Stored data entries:
══════════════════════════════
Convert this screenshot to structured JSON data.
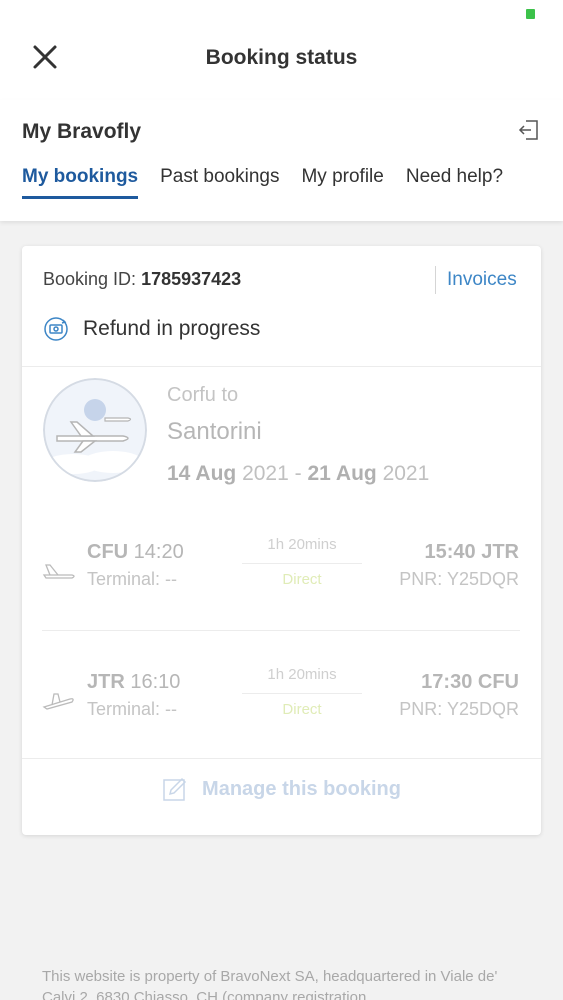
{
  "header": {
    "title": "Booking status"
  },
  "account": {
    "title": "My Bravofly",
    "tabs": [
      {
        "label": "My bookings",
        "active": true
      },
      {
        "label": "Past bookings",
        "active": false
      },
      {
        "label": "My profile",
        "active": false
      },
      {
        "label": "Need help?",
        "active": false
      }
    ]
  },
  "booking": {
    "id_label": "Booking ID:",
    "id_value": "1785937423",
    "invoices_label": "Invoices",
    "status": "Refund in progress",
    "route_from": "Corfu to",
    "route_to": "Santorini",
    "date_start_day": "14 Aug",
    "date_start_year": "2021",
    "date_sep": "-",
    "date_end_day": "21 Aug",
    "date_end_year": "2021",
    "legs": [
      {
        "dep_code": "CFU",
        "dep_time": "14:20",
        "terminal": "Terminal: --",
        "duration": "1h 20mins",
        "type": "Direct",
        "arr_time": "15:40",
        "arr_code": "JTR",
        "pnr": "PNR: Y25DQR"
      },
      {
        "dep_code": "JTR",
        "dep_time": "16:10",
        "terminal": "Terminal: --",
        "duration": "1h 20mins",
        "type": "Direct",
        "arr_time": "17:30",
        "arr_code": "CFU",
        "pnr": "PNR: Y25DQR"
      }
    ],
    "manage_label": "Manage this booking"
  },
  "footer": {
    "text": "This website is property of BravoNext SA, headquartered in Viale de' Calvi 2, 6830 Chiasso, CH (company registration"
  },
  "colors": {
    "accent": "#1e5a9e",
    "link": "#3d86c6",
    "background": "#f2f2f2"
  }
}
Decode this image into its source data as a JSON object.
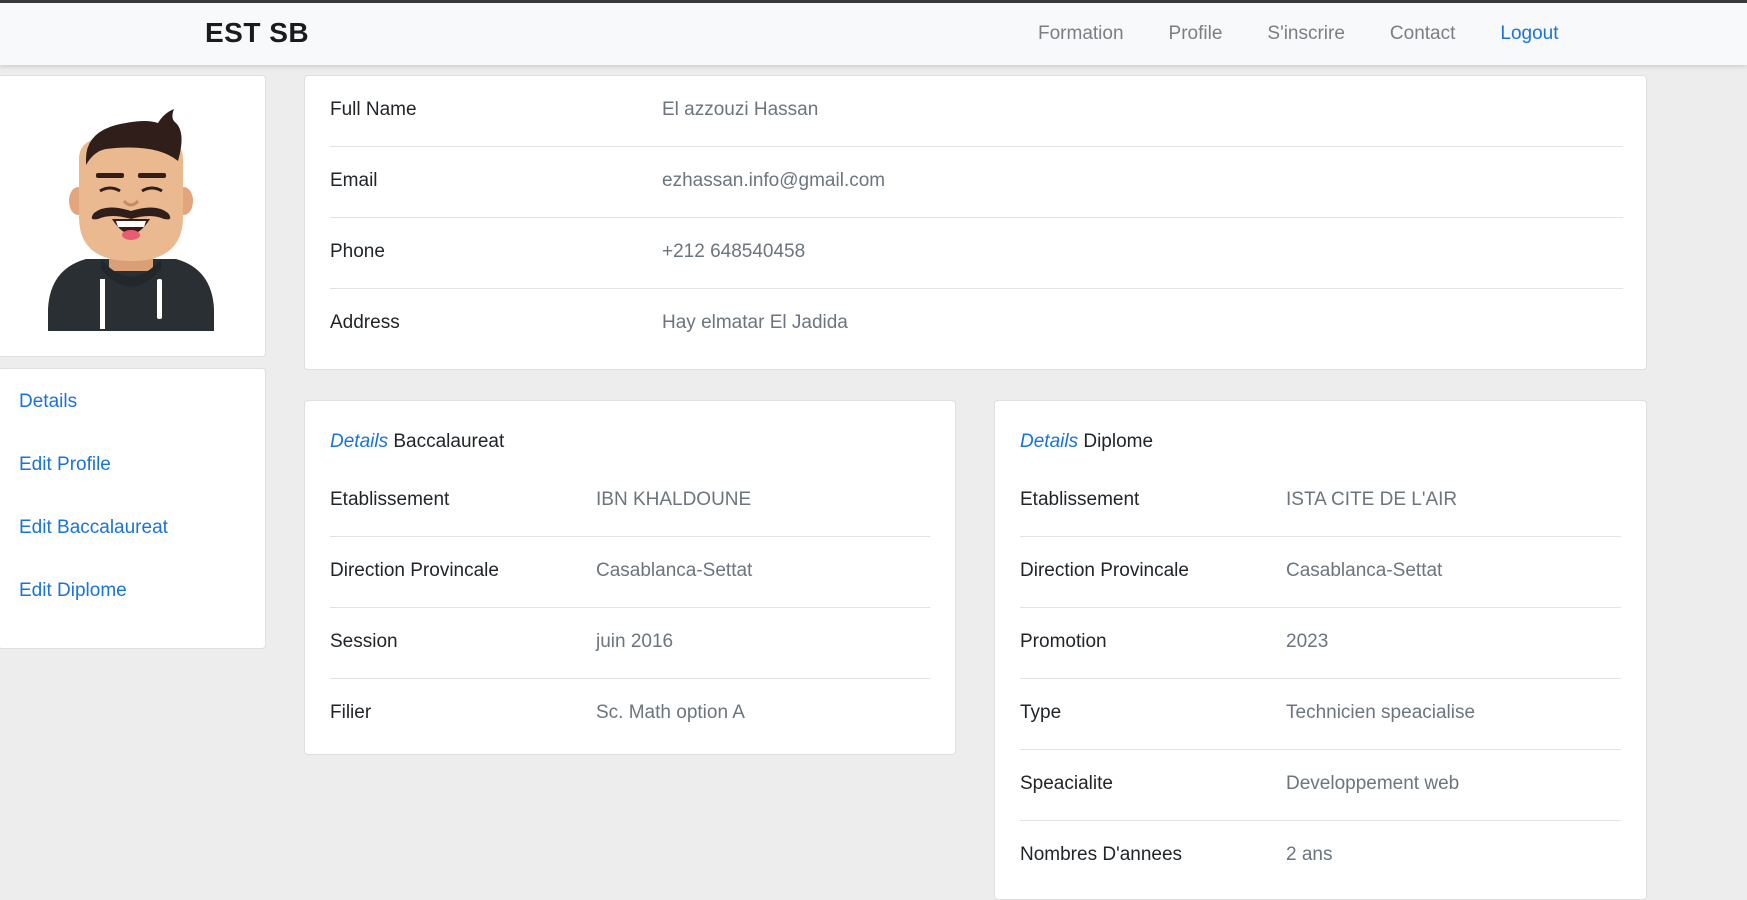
{
  "app": {
    "brand": "EST SB"
  },
  "nav": {
    "items": [
      {
        "label": "Formation",
        "active": false
      },
      {
        "label": "Profile",
        "active": false
      },
      {
        "label": "S'inscrire",
        "active": false
      },
      {
        "label": "Contact",
        "active": false
      },
      {
        "label": "Logout",
        "active": true
      }
    ]
  },
  "sidebar": {
    "avatar_icon": "cartoon-man-avatar",
    "menu": [
      "Details",
      "Edit Profile",
      "Edit Baccalaureat",
      "Edit Diplome"
    ]
  },
  "profile": {
    "rows": [
      {
        "label": "Full Name",
        "value": "El azzouzi Hassan"
      },
      {
        "label": "Email",
        "value": "ezhassan.info@gmail.com"
      },
      {
        "label": "Phone",
        "value": "+212 648540458"
      },
      {
        "label": "Address",
        "value": "Hay elmatar El Jadida"
      }
    ]
  },
  "baccalaureat": {
    "title_prefix": "Details",
    "title": "Baccalaureat",
    "rows": [
      {
        "label": "Etablissement",
        "value": "IBN KHALDOUNE"
      },
      {
        "label": "Direction Provincale",
        "value": "Casablanca-Settat"
      },
      {
        "label": "Session",
        "value": "juin 2016"
      },
      {
        "label": "Filier",
        "value": "Sc. Math option A"
      }
    ]
  },
  "diplome": {
    "title_prefix": "Details",
    "title": "Diplome",
    "rows": [
      {
        "label": "Etablissement",
        "value": "ISTA CITE DE L'AIR"
      },
      {
        "label": "Direction Provincale",
        "value": "Casablanca-Settat"
      },
      {
        "label": "Promotion",
        "value": "2023"
      },
      {
        "label": "Type",
        "value": "Technicien speacialise"
      },
      {
        "label": "Speacialite",
        "value": "Developpement web"
      },
      {
        "label": "Nombres D'annees",
        "value": "2 ans"
      }
    ]
  },
  "colors": {
    "link": "#1a73d9",
    "muted": "#6c757d",
    "background": "#ededed"
  }
}
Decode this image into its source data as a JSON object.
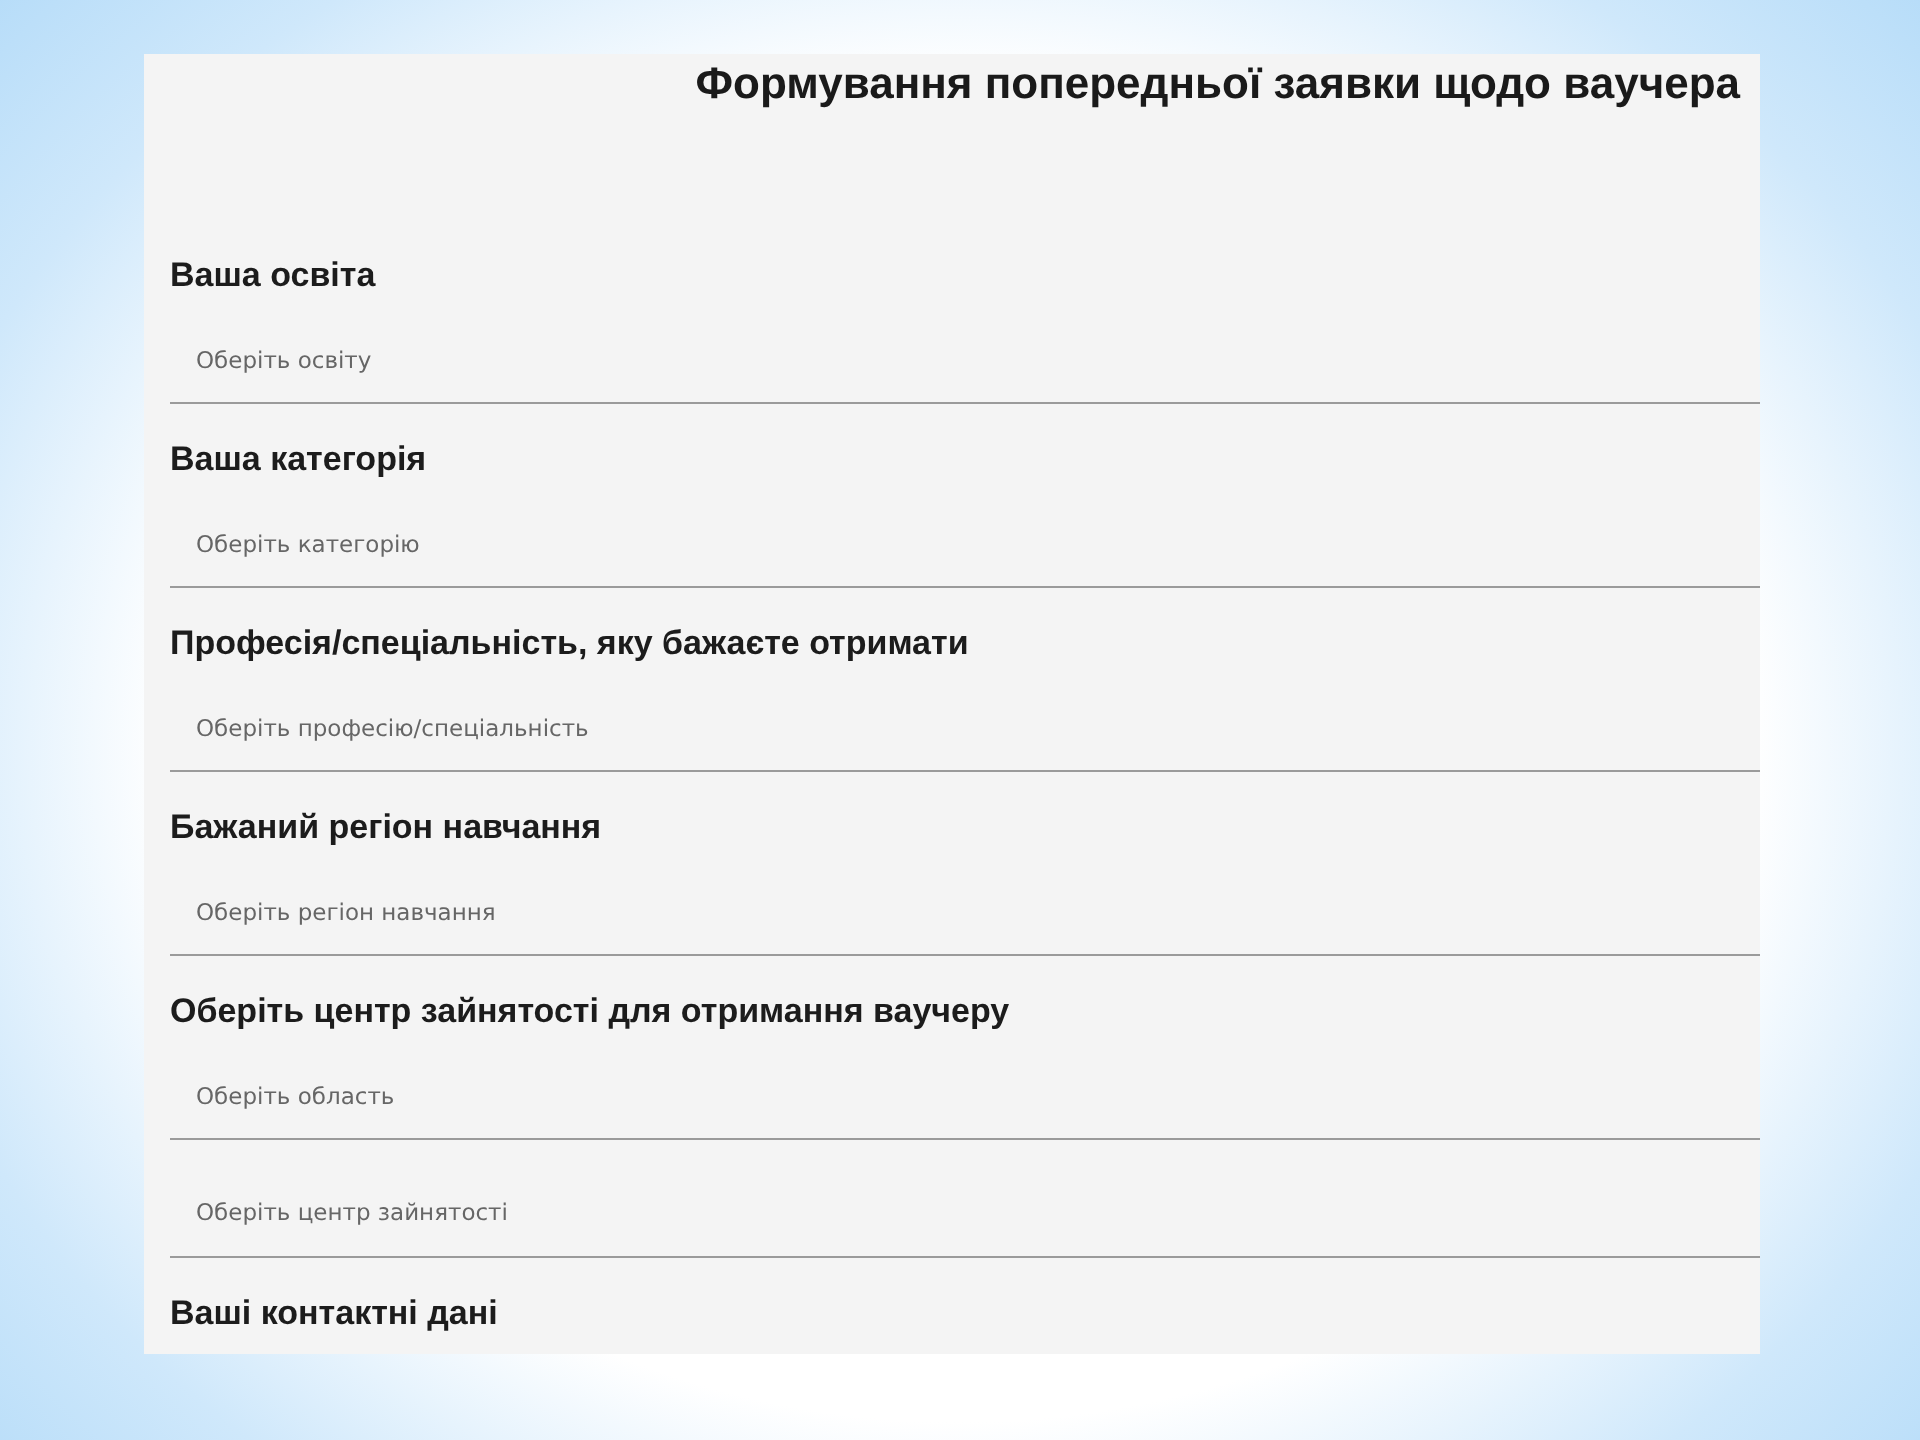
══════════════════════════════
Stated task:
Transcribe every line in the entries above, taking out only the images.

Output below:
Convert this screenshot to structured JSON data.
{
  "header": {
    "title": "Booking status"
  },
  "account": {
    "title": "My Bravofly",
    "tabs": [
      {
        "label": "My bookings",
        "active": true
      },
      {
        "label": "Past bookings",
        "active": false
      },
      {
        "label": "My profile",
        "active": false
      },
      {
        "label": "Need help?",
        "active": false
      }
    ]
  },
  "booking": {
    "id_label": "Booking ID:",
    "id_value": "1785937423",
    "invoices_label": "Invoices",
    "status": "Refund in progress",
    "route_from": "Corfu to",
    "route_to": "Santorini",
    "date_start_day": "14 Aug",
    "date_start_year": "2021",
    "date_sep": "-",
    "date_end_day": "21 Aug",
    "date_end_year": "2021",
    "legs": [
      {
        "dep_code": "CFU",
        "dep_time": "14:20",
        "terminal": "Terminal: --",
        "duration": "1h 20mins",
        "type": "Direct",
        "arr_time": "15:40",
        "arr_code": "JTR",
        "pnr": "PNR: Y25DQR"
      },
      {
        "dep_code": "JTR",
        "dep_time": "16:10",
        "terminal": "Terminal: --",
        "duration": "1h 20mins",
        "type": "Direct",
        "arr_time": "17:30",
        "arr_code": "CFU",
        "pnr": "PNR: Y25DQR"
      }
    ],
    "manage_label": "Manage this booking"
  },
  "footer": {
    "text": "This website is property of BravoNext SA, headquartered in Viale de' Calvi 2, 6830 Chiasso, CH (company registration"
  },
  "colors": {
    "accent": "#1e5a9e",
    "link": "#3d86c6",
    "background": "#f2f2f2"
  }
}
Decode this image into its source data as a JSON object.
{
  "app": {
    "brand": "EST SB"
  },
  "nav": {
    "items": [
      {
        "label": "Formation",
        "active": false
      },
      {
        "label": "Profile",
        "active": false
      },
      {
        "label": "S'inscrire",
        "active": false
      },
      {
        "label": "Contact",
        "active": false
      },
      {
        "label": "Logout",
        "active": true
      }
    ]
  },
  "sidebar": {
    "avatar_icon": "cartoon-man-avatar",
    "menu": [
      "Details",
      "Edit Profile",
      "Edit Baccalaureat",
      "Edit Diplome"
    ]
  },
  "profile": {
    "rows": [
      {
        "label": "Full Name",
        "value": "El azzouzi Hassan"
      },
      {
        "label": "Email",
        "value": "ezhassan.info@gmail.com"
      },
      {
        "label": "Phone",
        "value": "+212 648540458"
      },
      {
        "label": "Address",
        "value": "Hay elmatar El Jadida"
      }
    ]
  },
  "baccalaureat": {
    "title_prefix": "Details",
    "title": "Baccalaureat",
    "rows": [
      {
        "label": "Etablissement",
        "value": "IBN KHALDOUNE"
      },
      {
        "label": "Direction Provincale",
        "value": "Casablanca-Settat"
      },
      {
        "label": "Session",
        "value": "juin 2016"
      },
      {
        "label": "Filier",
        "value": "Sc. Math option A"
      }
    ]
  },
  "diplome": {
    "title_prefix": "Details",
    "title": "Diplome",
    "rows": [
      {
        "label": "Etablissement",
        "value": "ISTA CITE DE L'AIR"
      },
      {
        "label": "Direction Provincale",
        "value": "Casablanca-Settat"
      },
      {
        "label": "Promotion",
        "value": "2023"
      },
      {
        "label": "Type",
        "value": "Technicien speacialise"
      },
      {
        "label": "Speacialite",
        "value": "Developpement web"
      },
      {
        "label": "Nombres D'annees",
        "value": "2 ans"
      }
    ]
  },
  "colors": {
    "link": "#1a73d9",
    "muted": "#6c757d",
    "background": "#ededed"
  }
}
Decode this image into its source data as a JSON object.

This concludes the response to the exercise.